Look through the records that follow. Copy every line containing the word "title".

> _SOURCE RECORDS_
━━━━━━━━
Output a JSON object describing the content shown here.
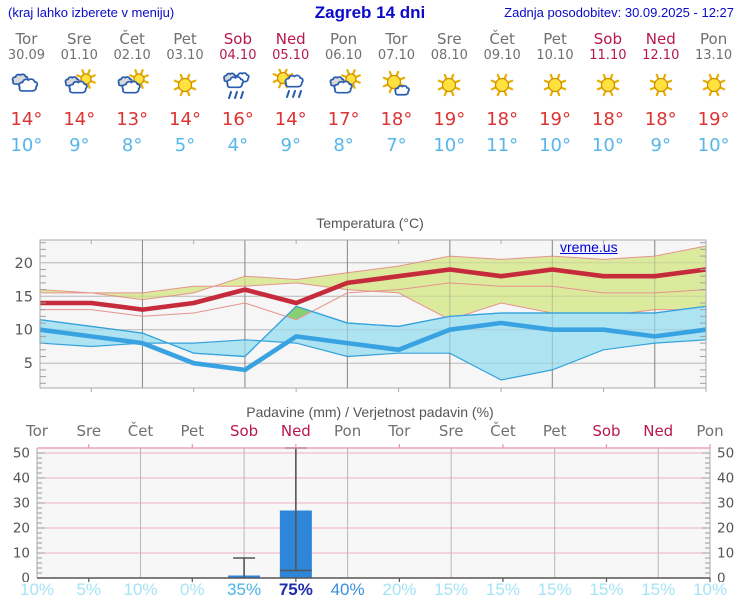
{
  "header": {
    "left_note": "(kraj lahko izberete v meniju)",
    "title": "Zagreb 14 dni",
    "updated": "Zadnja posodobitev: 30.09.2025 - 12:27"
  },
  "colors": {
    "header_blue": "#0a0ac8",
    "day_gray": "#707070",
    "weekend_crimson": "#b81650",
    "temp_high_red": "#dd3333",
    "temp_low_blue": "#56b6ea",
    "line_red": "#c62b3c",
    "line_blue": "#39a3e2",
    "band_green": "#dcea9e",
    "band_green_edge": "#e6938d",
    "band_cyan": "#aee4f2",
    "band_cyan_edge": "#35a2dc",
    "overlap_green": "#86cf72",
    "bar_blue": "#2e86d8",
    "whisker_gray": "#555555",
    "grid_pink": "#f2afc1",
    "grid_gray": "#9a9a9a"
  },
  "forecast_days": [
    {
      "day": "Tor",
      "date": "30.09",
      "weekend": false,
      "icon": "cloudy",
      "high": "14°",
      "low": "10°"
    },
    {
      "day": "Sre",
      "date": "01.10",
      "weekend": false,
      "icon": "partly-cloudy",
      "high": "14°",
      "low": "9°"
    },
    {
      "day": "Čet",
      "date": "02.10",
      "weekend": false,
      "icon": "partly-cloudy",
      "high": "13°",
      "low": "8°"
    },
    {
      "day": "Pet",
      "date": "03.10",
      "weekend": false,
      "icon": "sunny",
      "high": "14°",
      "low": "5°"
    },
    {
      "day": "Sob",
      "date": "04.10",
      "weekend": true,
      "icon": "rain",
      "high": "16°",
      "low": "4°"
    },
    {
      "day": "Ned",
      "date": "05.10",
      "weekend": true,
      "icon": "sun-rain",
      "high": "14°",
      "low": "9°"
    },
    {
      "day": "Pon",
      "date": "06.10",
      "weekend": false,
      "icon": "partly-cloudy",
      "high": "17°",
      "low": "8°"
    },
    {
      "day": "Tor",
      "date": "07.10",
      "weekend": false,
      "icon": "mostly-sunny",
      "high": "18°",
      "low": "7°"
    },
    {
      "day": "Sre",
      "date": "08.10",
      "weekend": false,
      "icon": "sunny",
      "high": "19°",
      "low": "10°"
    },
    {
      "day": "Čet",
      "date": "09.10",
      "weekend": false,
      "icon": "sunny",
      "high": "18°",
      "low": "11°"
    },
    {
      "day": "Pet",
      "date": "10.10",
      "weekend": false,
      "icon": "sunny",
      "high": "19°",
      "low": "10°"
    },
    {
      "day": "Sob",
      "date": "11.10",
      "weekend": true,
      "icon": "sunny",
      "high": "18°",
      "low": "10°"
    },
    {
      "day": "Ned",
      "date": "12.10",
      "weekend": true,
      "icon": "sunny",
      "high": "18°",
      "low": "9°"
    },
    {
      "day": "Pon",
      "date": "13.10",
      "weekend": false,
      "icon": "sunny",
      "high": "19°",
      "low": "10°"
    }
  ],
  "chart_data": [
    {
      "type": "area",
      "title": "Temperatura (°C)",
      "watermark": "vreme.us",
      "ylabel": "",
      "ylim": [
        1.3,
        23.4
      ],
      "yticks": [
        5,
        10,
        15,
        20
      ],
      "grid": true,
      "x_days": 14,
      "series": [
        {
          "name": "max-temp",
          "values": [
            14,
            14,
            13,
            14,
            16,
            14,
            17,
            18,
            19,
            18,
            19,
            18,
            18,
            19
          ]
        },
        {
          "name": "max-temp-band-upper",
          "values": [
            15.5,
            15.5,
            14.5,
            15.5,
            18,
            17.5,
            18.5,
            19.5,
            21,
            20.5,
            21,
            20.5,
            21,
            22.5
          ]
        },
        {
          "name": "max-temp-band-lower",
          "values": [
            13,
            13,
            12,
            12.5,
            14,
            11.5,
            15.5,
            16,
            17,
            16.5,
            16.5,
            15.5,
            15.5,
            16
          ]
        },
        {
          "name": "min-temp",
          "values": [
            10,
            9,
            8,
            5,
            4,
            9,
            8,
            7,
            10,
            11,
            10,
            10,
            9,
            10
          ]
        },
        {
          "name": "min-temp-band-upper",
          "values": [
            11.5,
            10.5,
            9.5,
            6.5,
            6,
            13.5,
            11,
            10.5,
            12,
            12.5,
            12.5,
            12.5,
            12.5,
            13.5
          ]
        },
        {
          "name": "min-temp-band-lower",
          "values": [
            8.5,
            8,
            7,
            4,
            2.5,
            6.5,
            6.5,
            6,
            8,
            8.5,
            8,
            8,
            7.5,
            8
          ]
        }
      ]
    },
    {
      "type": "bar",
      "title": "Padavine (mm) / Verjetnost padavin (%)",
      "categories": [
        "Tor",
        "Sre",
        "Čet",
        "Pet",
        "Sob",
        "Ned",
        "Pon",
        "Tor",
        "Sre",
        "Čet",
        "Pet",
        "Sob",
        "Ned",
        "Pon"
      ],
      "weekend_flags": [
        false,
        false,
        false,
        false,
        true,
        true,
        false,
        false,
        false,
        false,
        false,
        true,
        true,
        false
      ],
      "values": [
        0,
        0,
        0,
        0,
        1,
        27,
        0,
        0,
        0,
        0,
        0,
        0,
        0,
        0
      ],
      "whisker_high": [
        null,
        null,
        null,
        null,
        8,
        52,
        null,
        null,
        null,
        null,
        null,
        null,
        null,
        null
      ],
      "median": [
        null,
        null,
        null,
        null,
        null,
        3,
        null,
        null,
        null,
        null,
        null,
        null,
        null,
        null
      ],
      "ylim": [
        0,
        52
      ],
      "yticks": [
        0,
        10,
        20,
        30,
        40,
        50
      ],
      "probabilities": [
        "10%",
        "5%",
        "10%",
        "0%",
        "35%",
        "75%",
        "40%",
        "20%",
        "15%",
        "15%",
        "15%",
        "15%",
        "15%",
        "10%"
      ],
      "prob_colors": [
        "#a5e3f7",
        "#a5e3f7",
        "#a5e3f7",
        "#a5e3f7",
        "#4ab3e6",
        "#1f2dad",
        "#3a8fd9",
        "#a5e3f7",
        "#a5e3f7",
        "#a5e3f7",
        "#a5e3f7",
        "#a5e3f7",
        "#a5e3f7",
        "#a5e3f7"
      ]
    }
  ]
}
━━━━━━━━
> _EXERCISE RESPONSE_
    "title": "Zagreb 14 dni",
      "title": "Temperatura (°C)",
      "title": "Padavine (mm) / Verjetnost padavin (%)",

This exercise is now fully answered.